* _TASK OBJECTIVE_
Copy every line of the records below that holds the word "глаго".

* _RECORD LIST_
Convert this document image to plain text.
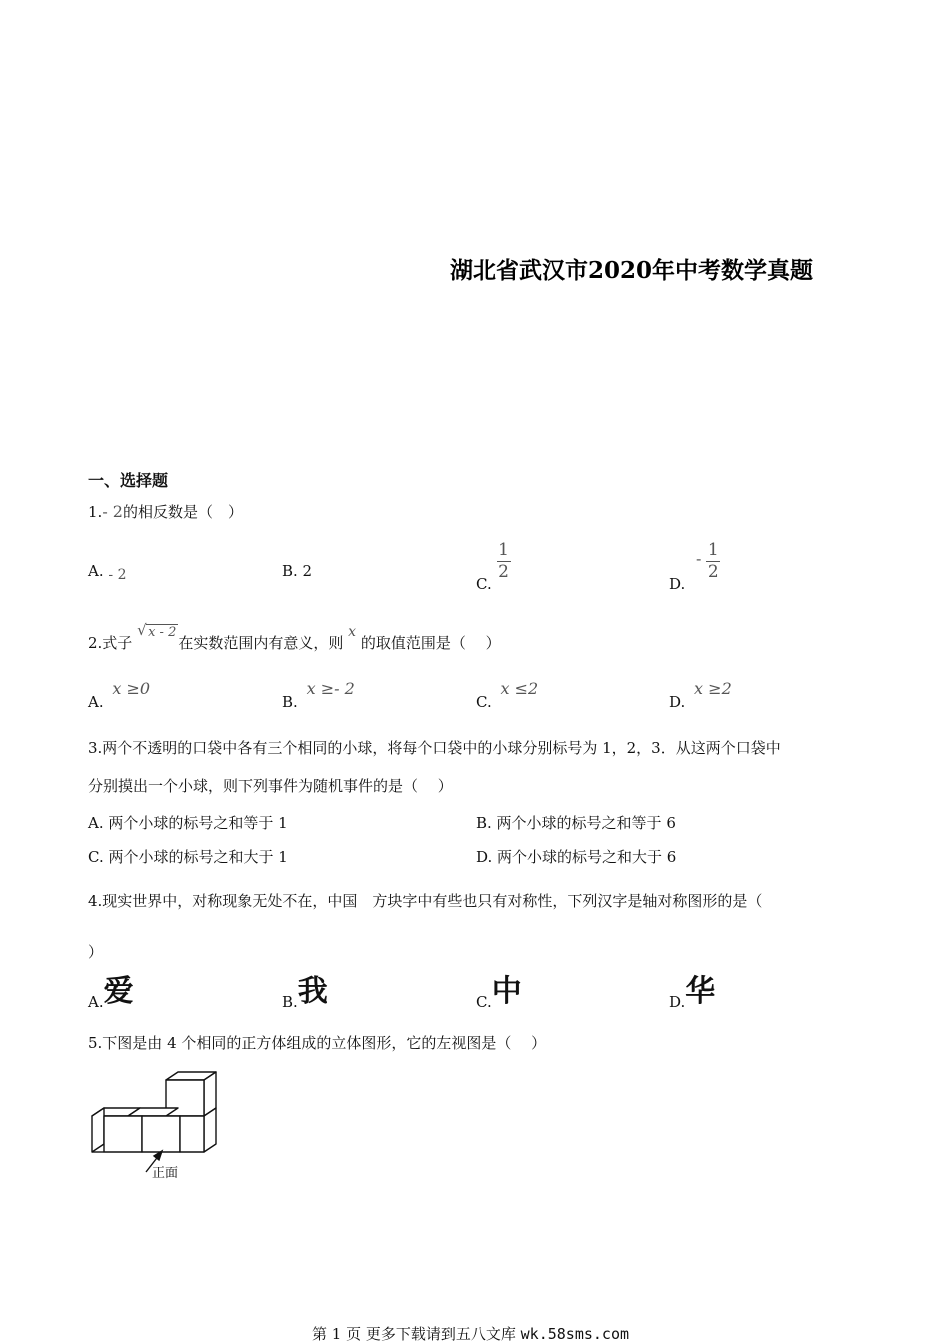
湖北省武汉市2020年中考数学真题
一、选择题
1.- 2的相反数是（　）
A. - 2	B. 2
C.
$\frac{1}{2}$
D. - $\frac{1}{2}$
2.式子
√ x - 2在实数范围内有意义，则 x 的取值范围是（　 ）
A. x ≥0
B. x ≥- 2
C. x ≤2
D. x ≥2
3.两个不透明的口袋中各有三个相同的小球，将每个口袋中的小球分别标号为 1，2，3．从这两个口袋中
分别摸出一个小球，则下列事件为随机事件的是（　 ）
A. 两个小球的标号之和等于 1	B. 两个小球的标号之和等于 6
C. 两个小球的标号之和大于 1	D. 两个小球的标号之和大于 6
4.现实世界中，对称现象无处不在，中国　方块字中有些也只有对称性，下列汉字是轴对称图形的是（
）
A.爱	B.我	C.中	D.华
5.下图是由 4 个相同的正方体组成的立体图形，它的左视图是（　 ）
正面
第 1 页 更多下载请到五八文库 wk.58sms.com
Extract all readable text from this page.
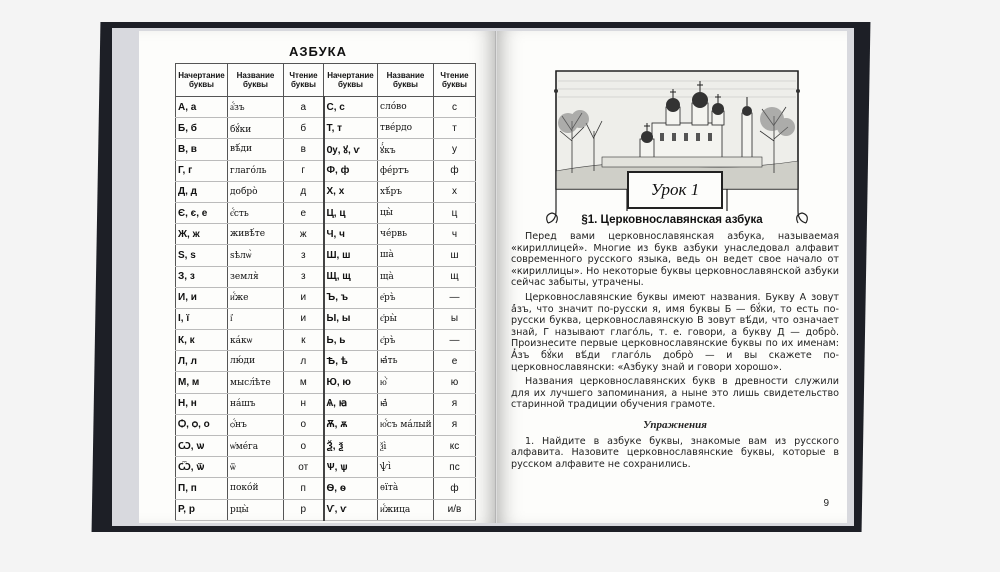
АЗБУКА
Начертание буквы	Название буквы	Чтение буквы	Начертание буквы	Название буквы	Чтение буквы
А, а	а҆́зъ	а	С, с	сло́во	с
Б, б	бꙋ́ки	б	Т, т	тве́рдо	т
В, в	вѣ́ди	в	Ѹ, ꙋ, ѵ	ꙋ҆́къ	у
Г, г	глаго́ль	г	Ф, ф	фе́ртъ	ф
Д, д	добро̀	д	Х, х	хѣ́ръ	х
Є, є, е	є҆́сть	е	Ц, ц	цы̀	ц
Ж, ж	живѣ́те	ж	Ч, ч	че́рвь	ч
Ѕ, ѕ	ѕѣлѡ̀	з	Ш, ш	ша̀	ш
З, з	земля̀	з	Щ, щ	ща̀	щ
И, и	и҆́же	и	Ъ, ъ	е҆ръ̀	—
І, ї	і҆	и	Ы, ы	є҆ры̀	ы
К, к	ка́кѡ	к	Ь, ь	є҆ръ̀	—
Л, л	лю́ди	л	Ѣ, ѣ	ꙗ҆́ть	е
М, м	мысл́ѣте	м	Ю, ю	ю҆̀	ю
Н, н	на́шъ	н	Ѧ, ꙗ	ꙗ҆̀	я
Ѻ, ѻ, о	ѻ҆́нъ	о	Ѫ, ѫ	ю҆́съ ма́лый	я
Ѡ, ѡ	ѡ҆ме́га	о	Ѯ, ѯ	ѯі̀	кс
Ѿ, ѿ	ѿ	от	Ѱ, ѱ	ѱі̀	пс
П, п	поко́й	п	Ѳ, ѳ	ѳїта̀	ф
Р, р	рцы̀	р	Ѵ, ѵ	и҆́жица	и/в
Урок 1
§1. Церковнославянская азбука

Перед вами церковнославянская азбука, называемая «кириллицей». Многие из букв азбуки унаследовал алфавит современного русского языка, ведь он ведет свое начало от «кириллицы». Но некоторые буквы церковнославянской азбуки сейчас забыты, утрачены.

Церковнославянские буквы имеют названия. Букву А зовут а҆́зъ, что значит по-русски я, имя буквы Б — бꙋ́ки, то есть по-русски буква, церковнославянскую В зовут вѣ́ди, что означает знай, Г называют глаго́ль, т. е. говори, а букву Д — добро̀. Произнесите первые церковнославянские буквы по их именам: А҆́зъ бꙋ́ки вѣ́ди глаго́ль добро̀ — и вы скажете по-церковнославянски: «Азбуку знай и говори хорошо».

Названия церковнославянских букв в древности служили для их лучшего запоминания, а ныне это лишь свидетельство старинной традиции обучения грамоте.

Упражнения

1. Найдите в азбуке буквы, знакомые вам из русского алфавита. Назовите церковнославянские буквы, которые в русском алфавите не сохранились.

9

* _RESPONSE_
Г, г	глаго́ль	г	Ф, ф	фе́ртъ	ф
Церковнославянские буквы имеют названия. Букву А зовут а҆́зъ, что значит по-русски я, имя буквы Б — бꙋ́ки, то есть по-русски буква, церковнославянскую В зовут вѣ́ди, что означает знай, Г называют глаго́ль, т. е. говори, а букву Д — добро̀. Произнесите первые церковнославянские буквы по их именам: А҆́зъ бꙋ́ки вѣ́ди глаго́ль добро̀ — и вы скажете по-церковнославянски: «Азбуку знай и говори хорошо».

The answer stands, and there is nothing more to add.